--- Start ---

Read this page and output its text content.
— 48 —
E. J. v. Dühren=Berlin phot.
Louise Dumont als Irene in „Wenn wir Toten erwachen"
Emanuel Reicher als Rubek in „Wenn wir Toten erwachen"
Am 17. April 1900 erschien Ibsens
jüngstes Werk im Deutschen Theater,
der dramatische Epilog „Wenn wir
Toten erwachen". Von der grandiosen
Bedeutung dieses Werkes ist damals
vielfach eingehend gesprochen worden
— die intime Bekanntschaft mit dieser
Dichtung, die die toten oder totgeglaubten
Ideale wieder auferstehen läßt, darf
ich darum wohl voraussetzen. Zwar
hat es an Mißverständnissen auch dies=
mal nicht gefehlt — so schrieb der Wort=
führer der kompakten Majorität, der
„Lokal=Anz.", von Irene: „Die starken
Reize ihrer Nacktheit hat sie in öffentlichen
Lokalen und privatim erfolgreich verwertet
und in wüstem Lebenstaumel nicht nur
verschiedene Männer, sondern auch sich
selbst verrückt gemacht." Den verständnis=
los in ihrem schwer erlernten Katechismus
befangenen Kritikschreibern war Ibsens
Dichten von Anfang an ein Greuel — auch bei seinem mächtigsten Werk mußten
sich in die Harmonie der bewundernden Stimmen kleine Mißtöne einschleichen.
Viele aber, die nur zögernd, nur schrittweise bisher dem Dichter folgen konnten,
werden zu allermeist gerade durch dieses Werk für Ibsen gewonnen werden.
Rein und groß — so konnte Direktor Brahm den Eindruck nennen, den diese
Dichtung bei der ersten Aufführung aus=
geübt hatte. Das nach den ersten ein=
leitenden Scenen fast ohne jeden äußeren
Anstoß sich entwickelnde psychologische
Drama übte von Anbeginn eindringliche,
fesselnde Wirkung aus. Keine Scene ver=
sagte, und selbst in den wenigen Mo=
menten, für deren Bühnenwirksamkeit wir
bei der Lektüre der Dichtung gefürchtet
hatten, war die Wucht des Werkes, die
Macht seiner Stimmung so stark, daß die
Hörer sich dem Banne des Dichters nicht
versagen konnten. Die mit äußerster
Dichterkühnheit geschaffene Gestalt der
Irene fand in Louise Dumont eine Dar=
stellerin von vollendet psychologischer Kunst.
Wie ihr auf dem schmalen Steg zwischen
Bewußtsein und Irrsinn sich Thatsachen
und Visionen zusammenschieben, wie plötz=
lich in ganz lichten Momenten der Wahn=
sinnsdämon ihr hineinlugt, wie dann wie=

--- End ---

**Exercise directions**
Reproduce each record exactly, leaving nothing out.

**Task output**
Read this page and output its text content.
— 48 —
E. J. v. Dühren=Berlin phot.
Louise Dumont als Irene in „Wenn wir Toten erwachen"
Emanuel Reicher als Rubek in „Wenn wir Toten erwachen"
Am 17. April 1900 erschien Ibsens
jüngstes Werk im Deutschen Theater,
der dramatische Epilog „Wenn wir
Toten erwachen". Von der grandiosen
Bedeutung dieses Werkes ist damals
vielfach eingehend gesprochen worden
— die intime Bekanntschaft mit dieser
Dichtung, die die toten oder totgeglaubten
Ideale wieder auferstehen läßt, darf
ich darum wohl voraussetzen. Zwar
hat es an Mißverständnissen auch dies=
mal nicht gefehlt — so schrieb der Wort=
führer der kompakten Majorität, der
„Lokal=Anz.", von Irene: „Die starken
Reize ihrer Nacktheit hat sie in öffentlichen
Lokalen und privatim erfolgreich verwertet
und in wüstem Lebenstaumel nicht nur
verschiedene Männer, sondern auch sich
selbst verrückt gemacht." Den verständnis=
los in ihrem schwer erlernten Katechismus
befangenen Kritikschreibern war Ibsens
Dichten von Anfang an ein Greuel — auch bei seinem mächtigsten Werk mußten
sich in die Harmonie der bewundernden Stimmen kleine Mißtöne einschleichen.
Viele aber, die nur zögernd, nur schrittweise bisher dem Dichter folgen konnten,
werden zu allermeist gerade durch dieses Werk für Ibsen gewonnen werden.
Rein und groß — so konnte Direktor Brahm den Eindruck nennen, den diese
Dichtung bei der ersten Aufführung aus=
geübt hatte. Das nach den ersten ein=
leitenden Scenen fast ohne jeden äußeren
Anstoß sich entwickelnde psychologische
Drama übte von Anbeginn eindringliche,
fesselnde Wirkung aus. Keine Scene ver=
sagte, und selbst in den wenigen Mo=
menten, für deren Bühnenwirksamkeit wir
bei der Lektüre der Dichtung gefürchtet
hatten, war die Wucht des Werkes, die
Macht seiner Stimmung so stark, daß die
Hörer sich dem Banne des Dichters nicht
versagen konnten. Die mit äußerster
Dichterkühnheit geschaffene Gestalt der
Irene fand in Louise Dumont eine Dar=
stellerin von vollendet psychologischer Kunst.
Wie ihr auf dem schmalen Steg zwischen
Bewußtsein und Irrsinn sich Thatsachen
und Visionen zusammenschieben, wie plötz=
lich in ganz lichten Momenten der Wahn=
sinnsdämon ihr hineinlugt, wie dann wie=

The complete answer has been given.